— START OF Supplied material —

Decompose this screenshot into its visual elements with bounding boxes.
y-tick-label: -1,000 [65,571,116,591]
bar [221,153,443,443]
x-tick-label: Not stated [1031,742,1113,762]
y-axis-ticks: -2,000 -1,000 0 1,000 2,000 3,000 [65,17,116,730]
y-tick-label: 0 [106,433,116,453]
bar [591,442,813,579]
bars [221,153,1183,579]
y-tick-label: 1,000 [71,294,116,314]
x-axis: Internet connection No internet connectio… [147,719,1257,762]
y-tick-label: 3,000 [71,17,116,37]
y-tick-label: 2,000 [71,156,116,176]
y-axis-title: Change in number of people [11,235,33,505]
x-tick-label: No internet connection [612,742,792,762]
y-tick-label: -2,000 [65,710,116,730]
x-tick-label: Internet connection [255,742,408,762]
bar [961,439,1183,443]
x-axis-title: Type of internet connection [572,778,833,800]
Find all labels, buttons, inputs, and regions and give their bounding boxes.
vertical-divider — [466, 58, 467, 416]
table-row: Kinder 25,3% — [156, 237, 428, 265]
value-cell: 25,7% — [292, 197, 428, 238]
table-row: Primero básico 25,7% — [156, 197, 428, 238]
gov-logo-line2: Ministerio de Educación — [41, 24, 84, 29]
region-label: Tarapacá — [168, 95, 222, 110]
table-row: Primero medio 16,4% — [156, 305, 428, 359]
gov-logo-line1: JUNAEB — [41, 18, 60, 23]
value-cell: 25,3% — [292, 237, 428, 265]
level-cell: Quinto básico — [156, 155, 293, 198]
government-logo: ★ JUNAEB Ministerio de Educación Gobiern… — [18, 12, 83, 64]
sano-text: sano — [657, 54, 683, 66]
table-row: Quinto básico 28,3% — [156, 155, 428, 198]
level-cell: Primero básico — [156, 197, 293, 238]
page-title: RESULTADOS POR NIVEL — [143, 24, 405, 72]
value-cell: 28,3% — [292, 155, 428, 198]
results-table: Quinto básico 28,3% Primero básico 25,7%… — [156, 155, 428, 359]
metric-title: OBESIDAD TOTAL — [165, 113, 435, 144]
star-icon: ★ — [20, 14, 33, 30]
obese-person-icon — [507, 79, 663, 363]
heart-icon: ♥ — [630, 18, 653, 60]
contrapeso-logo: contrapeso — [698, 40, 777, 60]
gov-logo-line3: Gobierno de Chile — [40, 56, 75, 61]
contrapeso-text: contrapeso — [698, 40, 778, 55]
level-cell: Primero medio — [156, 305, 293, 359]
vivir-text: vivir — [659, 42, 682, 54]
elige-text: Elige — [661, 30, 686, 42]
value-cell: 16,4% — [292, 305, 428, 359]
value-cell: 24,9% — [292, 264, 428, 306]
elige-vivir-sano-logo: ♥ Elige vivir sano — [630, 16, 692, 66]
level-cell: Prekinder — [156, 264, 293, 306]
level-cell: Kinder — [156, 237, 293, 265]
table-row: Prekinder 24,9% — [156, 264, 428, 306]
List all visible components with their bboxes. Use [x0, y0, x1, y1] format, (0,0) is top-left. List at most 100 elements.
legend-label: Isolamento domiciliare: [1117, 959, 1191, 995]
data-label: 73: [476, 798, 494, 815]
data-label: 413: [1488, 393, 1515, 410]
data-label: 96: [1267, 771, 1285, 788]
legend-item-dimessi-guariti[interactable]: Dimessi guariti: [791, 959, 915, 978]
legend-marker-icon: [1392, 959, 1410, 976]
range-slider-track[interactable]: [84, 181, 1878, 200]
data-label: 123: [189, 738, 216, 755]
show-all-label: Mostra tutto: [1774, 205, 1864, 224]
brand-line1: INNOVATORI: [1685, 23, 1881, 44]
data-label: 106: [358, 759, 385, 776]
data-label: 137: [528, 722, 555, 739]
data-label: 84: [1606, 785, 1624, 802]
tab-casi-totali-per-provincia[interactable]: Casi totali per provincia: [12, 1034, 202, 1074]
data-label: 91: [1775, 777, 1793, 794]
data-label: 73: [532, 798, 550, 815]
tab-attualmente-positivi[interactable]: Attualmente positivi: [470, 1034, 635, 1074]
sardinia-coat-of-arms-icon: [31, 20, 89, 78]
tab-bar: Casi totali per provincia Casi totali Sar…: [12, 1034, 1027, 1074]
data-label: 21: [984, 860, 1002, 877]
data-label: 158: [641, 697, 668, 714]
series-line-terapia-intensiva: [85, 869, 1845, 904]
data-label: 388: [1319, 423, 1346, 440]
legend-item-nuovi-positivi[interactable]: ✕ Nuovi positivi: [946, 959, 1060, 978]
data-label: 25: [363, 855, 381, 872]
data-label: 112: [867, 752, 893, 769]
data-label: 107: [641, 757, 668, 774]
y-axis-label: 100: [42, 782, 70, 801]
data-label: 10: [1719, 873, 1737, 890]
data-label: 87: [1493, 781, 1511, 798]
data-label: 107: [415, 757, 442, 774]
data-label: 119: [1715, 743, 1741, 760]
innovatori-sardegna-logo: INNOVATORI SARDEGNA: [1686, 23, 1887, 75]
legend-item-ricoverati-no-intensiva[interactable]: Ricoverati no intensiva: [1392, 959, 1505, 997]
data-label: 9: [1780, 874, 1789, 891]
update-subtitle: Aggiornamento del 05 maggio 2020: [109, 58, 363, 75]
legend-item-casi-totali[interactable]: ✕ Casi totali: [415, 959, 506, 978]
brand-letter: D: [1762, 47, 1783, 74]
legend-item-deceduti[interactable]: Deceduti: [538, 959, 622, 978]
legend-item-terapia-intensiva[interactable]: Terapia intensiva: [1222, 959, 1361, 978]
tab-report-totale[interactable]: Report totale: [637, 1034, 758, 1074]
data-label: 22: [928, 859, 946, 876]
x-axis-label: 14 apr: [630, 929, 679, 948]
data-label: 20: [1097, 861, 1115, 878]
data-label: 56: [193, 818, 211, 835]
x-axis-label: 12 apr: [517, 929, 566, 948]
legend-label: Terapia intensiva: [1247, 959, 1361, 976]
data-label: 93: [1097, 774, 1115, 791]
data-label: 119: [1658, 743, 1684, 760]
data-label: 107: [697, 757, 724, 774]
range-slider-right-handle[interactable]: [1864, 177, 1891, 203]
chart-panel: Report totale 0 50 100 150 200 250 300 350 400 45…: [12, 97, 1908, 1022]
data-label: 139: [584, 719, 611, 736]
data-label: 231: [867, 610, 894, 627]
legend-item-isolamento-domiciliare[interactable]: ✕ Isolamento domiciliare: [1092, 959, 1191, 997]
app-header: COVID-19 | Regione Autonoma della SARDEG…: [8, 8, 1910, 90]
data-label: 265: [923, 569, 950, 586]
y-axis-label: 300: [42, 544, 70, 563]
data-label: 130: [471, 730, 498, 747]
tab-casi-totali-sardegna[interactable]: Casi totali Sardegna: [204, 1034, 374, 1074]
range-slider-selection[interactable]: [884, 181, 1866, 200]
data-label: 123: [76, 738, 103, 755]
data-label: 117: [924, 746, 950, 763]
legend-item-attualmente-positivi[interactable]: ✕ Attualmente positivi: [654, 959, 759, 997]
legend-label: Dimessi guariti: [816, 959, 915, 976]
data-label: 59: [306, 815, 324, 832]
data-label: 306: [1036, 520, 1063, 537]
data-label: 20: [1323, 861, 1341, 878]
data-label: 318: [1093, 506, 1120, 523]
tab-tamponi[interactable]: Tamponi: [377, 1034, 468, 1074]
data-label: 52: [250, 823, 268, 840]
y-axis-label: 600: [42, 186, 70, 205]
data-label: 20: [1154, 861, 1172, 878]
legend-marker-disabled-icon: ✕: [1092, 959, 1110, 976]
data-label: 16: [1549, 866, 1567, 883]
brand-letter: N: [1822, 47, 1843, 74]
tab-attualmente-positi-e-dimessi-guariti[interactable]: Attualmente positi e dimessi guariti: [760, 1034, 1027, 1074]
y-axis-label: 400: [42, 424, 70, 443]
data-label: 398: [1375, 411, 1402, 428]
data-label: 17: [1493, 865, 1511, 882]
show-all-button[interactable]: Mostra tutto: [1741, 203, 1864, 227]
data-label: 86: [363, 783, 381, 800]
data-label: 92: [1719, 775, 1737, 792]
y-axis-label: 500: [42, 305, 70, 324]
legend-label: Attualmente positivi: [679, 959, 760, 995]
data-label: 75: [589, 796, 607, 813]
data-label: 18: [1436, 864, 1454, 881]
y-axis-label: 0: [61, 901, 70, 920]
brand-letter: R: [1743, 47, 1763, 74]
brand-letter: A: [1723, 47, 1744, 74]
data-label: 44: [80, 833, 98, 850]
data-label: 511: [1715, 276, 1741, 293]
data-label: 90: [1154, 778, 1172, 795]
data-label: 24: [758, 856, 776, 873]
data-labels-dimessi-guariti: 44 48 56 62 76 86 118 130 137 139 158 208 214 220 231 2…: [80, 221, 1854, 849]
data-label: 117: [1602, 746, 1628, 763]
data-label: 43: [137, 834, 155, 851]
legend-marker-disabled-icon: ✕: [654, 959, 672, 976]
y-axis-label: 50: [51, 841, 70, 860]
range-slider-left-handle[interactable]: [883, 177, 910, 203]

— END OF Supplied material —

• What this task involves
Pick out every line in the rows above that contains the word "sano" and copy each one.

• Right answer
sano-text: sano — [657, 54, 683, 66]
elige-vivir-sano-logo: ♥ Elige vivir sano — [630, 16, 692, 66]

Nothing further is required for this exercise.